━━ ARTICLE
Delete all lines containing “error” in file.txt and print to stdout:

sed '/error/d' file.txt
# Sample Input (file.txt):
# This is a normal line.
# This is an error line.
# This is another normal line.
# Sample Output:
# This is a normal line.
# This is another normal line.

Insert the line “New line” before the line containing “problem” in file.txt:

sed '/problem/i New line' file.txt
# Sample Input (file.txt):
# This is a line with a problem.
# Sample Output:
# New line
# This is a line with a problem.

`awk`

Print the first field of each line in data.txt:

awk '{print $1}' data.txt
# Sample Input (data.txt):
# John Doe 25
# Jane Smith 30
# Sample Output:
# John
# Jane

Print the first and third fields, separated by a comma, of each line in data.txt:

awk '{print $1 "," $3}' data.txt
# Sample Input (data.txt):
# John Doe 25
# Jane Smith 30
# Sample Output:
# John,25
# Jane,30

Print lines where the third field is greater than 25:

awk '$3 > 25 {print $0}' data.txt
# Sample Input (data.txt):
# John Doe 25
# Jane Smith 30
# Sample Output:
# Jane Smith 30

Calculate the sum of the third field (assuming it’s a number):

awk '{sum += $3} END {print "Sum:", sum}' data.txt
# Sample Input (data.txt):
# John Doe 25
# Jane Smith 30
# Sample Output:
# Sum: 55

4. Common Options

`grep`

-i: Case-insensitive search.
━━━━
[EXERCISE INSTRUCTIONS]:
1. Answer these from the sed and awk examples:
(a) What command deletes every line containing "error" from file.txt?
(b) In the sample output of awk '{print $1}' data.txt, which two lines are printed?
(c) What does the sum command print for the sample data.txt?
2. In the sed and awk examples, explain why the line "John Doe 25" does not appear in the output of awk '$3 > 25 {print $0}' data.txt.
The rows below come from a different source than the text above.
━━ RECORD SET
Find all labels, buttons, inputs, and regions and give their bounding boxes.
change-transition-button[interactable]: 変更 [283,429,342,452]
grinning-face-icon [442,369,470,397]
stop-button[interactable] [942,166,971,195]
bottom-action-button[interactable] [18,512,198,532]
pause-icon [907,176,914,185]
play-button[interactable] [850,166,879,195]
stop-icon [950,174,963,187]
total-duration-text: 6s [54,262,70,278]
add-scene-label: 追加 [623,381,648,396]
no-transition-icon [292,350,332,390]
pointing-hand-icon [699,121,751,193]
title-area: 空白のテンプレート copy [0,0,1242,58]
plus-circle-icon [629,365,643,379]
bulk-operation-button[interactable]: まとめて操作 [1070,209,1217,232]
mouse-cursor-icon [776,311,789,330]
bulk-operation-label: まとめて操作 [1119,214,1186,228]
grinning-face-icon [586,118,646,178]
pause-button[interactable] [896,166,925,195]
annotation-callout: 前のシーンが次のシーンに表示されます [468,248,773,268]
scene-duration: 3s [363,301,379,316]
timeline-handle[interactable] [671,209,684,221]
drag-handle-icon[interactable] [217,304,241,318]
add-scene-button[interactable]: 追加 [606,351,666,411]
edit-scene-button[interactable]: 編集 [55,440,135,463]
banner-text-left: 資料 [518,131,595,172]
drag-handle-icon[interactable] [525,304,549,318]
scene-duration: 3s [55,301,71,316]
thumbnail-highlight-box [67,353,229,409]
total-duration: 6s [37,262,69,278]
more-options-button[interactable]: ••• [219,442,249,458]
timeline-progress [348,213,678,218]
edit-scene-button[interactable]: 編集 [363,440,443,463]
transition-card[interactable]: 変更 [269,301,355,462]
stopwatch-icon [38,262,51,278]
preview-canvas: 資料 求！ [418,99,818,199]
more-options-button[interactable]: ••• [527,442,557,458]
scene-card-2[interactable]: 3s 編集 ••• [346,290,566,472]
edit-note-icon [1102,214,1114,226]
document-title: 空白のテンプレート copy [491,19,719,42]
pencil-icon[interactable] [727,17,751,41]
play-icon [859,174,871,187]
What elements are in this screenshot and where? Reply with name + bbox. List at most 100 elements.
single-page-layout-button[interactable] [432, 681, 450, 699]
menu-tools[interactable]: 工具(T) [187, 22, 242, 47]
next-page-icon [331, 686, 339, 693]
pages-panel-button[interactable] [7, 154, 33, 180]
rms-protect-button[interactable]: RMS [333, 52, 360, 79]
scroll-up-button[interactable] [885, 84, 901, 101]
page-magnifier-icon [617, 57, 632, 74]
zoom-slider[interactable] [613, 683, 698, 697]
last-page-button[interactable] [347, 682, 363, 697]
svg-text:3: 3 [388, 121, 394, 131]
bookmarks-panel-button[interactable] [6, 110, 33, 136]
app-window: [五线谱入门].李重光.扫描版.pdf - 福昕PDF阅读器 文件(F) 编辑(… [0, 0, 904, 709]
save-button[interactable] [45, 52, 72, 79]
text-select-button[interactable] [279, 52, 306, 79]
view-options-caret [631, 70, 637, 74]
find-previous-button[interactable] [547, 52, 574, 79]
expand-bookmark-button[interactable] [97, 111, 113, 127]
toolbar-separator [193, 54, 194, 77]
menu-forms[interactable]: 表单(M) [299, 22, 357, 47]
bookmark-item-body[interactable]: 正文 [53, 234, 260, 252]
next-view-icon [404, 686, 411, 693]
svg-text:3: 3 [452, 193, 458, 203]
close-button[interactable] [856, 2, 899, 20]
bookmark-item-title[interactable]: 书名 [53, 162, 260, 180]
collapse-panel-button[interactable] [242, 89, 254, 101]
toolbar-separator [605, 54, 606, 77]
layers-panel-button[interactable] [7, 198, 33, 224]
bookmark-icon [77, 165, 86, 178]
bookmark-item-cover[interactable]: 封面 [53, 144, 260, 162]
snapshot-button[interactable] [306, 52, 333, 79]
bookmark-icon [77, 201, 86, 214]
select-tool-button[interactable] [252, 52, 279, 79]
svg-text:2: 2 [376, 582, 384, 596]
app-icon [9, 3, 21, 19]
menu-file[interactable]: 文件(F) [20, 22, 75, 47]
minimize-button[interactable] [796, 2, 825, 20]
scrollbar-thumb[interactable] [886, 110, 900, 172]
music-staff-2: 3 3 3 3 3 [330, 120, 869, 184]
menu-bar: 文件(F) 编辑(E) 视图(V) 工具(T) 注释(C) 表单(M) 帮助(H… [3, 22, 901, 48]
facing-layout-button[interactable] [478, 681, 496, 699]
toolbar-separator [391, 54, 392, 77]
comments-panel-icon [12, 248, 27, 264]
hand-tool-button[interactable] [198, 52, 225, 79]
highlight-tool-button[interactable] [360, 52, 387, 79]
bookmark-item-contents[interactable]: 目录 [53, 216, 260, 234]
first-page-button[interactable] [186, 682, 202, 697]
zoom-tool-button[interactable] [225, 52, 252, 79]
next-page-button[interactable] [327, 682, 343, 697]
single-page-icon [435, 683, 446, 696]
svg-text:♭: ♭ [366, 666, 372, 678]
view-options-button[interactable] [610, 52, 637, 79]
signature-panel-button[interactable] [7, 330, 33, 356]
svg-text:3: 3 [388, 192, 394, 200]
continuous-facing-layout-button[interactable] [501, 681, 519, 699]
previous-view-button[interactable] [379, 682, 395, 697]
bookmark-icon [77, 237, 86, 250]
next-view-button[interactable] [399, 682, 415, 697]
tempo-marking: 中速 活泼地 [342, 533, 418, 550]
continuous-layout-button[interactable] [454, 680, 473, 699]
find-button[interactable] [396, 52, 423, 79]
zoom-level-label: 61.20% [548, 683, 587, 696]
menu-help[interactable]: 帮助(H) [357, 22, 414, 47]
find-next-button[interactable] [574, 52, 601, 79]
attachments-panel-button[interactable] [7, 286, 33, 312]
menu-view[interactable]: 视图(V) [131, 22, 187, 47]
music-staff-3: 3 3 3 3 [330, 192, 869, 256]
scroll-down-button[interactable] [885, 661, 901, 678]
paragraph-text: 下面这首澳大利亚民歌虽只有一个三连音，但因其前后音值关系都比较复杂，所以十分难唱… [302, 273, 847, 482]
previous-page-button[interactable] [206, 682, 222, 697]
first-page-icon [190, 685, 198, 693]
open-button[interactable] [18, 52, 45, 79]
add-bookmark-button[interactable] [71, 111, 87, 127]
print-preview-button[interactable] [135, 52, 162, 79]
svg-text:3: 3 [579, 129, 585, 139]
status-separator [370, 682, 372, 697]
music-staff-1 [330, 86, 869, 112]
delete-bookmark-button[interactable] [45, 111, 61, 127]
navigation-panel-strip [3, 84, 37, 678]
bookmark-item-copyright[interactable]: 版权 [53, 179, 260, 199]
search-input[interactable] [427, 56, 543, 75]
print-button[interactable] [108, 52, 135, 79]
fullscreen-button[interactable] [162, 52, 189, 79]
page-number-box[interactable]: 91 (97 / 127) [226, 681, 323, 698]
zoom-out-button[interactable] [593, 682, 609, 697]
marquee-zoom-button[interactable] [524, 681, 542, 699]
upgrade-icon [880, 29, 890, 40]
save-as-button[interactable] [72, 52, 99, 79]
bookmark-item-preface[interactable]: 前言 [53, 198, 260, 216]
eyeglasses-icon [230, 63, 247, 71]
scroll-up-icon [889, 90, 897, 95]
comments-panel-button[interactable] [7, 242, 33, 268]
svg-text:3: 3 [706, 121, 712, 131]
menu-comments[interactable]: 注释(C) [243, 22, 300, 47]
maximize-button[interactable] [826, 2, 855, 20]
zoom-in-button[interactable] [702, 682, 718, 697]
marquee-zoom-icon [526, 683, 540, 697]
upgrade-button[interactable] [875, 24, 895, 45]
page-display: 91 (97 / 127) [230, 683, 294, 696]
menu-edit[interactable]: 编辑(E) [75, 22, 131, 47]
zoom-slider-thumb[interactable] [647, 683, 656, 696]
━━━━
[ANSWER SET]:
1.
(a) sed '/error/d' file.txt
(b) John and Jane
(c) Sum: 55

2. The command prints only lines where the third field is greater than 25. The third field of "John Doe 25" is exactly 25, so it fails the condition, and only "Jane Smith 30" is printed.